--- BEGIN RECORDS PROVIDED ---

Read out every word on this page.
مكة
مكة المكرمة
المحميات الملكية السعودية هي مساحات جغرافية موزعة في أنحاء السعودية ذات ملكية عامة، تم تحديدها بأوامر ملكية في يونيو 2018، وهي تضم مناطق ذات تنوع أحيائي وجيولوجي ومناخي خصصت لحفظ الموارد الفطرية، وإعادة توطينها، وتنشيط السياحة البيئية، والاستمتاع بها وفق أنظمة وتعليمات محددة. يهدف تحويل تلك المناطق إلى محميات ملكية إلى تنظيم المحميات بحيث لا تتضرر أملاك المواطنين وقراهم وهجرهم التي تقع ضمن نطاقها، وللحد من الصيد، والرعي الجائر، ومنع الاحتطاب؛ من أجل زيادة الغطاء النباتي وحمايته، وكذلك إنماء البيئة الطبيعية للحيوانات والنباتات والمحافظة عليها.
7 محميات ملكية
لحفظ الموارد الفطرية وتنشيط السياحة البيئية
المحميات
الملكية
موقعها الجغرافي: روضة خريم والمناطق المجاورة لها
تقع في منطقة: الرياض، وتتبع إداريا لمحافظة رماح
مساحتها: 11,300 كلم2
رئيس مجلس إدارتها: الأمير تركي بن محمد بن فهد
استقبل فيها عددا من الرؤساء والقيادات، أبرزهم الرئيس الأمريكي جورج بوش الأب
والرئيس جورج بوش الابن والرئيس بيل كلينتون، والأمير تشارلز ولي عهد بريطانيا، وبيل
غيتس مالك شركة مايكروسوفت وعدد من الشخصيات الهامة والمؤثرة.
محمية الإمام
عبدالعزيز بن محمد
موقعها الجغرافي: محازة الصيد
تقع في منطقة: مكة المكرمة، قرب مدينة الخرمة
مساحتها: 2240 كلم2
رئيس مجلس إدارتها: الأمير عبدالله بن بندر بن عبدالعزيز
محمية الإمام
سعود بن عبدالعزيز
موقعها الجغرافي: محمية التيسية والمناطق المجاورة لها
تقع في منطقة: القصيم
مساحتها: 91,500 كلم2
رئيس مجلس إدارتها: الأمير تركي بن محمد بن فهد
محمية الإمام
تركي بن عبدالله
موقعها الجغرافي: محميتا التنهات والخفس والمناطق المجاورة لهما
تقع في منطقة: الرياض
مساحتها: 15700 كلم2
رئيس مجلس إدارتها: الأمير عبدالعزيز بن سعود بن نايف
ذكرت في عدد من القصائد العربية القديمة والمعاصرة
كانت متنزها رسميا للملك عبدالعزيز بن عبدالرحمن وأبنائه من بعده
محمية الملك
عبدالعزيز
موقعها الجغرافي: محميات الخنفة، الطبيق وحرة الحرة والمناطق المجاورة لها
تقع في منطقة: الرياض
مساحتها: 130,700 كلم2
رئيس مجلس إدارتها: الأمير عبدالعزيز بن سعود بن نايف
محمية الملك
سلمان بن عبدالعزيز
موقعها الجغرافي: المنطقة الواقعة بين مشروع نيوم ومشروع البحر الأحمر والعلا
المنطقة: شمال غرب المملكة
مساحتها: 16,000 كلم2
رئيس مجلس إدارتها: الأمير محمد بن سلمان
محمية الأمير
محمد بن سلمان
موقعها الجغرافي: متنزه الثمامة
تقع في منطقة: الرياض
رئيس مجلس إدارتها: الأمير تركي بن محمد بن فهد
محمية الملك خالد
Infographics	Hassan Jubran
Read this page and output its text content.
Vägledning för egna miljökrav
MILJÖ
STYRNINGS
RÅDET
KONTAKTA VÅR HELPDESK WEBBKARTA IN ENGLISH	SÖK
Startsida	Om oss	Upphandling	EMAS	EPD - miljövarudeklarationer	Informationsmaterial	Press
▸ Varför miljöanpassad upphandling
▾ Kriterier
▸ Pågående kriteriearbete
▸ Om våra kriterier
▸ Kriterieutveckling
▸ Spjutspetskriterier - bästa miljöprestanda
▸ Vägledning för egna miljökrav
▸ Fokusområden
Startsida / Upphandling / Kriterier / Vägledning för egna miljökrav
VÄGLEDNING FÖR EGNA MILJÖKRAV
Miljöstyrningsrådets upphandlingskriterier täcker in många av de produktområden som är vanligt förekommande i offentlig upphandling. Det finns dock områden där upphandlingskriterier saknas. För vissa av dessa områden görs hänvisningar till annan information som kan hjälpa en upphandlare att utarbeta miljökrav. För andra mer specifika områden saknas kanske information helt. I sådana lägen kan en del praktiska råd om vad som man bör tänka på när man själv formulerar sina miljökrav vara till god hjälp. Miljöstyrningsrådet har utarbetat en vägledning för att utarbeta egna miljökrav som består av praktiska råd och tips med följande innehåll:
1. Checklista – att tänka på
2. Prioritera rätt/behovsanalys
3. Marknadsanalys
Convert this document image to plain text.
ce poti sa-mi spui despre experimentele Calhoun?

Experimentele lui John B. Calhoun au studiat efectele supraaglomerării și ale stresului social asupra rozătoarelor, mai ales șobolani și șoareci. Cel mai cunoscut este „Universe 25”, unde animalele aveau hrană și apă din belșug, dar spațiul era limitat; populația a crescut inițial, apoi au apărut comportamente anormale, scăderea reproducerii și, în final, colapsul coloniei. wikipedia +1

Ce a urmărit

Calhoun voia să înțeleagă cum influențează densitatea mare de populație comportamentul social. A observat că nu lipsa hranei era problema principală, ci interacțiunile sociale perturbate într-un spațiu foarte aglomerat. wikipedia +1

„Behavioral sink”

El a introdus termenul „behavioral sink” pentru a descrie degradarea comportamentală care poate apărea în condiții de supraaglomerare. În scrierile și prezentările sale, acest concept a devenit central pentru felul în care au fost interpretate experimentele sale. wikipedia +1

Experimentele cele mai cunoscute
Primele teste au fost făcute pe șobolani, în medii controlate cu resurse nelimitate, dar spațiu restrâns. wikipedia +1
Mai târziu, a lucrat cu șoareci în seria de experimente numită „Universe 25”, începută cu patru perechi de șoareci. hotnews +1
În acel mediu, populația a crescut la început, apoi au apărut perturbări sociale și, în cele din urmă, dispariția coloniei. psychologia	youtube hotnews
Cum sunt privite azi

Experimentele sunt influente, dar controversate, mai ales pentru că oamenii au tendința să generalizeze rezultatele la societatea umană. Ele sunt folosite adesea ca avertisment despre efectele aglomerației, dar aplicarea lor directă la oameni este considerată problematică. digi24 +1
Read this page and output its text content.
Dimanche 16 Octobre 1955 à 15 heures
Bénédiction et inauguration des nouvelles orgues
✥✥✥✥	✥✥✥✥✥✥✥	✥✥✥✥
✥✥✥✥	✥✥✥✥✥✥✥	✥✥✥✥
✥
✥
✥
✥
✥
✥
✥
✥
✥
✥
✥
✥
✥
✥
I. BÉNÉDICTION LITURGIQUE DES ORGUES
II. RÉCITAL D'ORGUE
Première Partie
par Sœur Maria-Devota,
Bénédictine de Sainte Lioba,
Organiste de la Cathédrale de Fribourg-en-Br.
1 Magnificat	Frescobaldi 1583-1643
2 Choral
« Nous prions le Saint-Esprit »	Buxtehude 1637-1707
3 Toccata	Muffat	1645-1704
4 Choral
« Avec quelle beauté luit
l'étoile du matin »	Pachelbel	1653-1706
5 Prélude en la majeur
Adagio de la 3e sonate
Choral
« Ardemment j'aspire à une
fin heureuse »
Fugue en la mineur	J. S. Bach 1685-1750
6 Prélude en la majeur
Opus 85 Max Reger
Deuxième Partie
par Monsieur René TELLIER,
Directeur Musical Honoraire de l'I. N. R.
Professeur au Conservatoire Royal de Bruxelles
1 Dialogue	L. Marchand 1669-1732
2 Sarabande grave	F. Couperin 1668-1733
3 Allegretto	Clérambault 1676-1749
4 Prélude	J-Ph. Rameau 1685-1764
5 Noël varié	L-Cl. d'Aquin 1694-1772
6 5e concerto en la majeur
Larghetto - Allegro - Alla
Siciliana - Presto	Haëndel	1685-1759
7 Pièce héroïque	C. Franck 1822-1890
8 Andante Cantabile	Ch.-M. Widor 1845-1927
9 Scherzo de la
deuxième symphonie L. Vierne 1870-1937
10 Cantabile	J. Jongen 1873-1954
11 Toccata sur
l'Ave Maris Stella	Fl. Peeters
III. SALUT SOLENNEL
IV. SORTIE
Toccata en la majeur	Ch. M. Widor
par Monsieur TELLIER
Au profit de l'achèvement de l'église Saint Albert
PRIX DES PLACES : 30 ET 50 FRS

--- END RECORDS PROVIDED ---

### TO BE DONE
Return only those lines of the records that contain the string "البيئية".

### COMPLETE RESPONSE
المحميات الملكية السعودية هي مساحات جغرافية موزعة في أنحاء السعودية ذات ملكية عامة، تم تحديدها بأوامر ملكية في يونيو 2018، وهي تضم مناطق ذات تنوع أحيائي وجيولوجي ومناخي خصصت لحفظ الموارد الفطرية، وإعادة توطينها، وتنشيط السياحة البيئية، والاستمتاع بها وفق أنظمة وتعليمات محددة. يهدف تحويل تلك المناطق إلى محميات ملكية إلى تنظيم المحميات بحيث لا تتضرر أملاك المواطنين وقراهم وهجرهم التي تقع ضمن نطاقها، وللحد من الصيد، والرعي الجائر، ومنع الاحتطاب؛ من أجل زيادة الغطاء النباتي وحمايته، وكذلك إنماء البيئة الطبيعية للحيوانات والنباتات والمحافظة عليها.
لحفظ الموارد الفطرية وتنشيط السياحة البيئية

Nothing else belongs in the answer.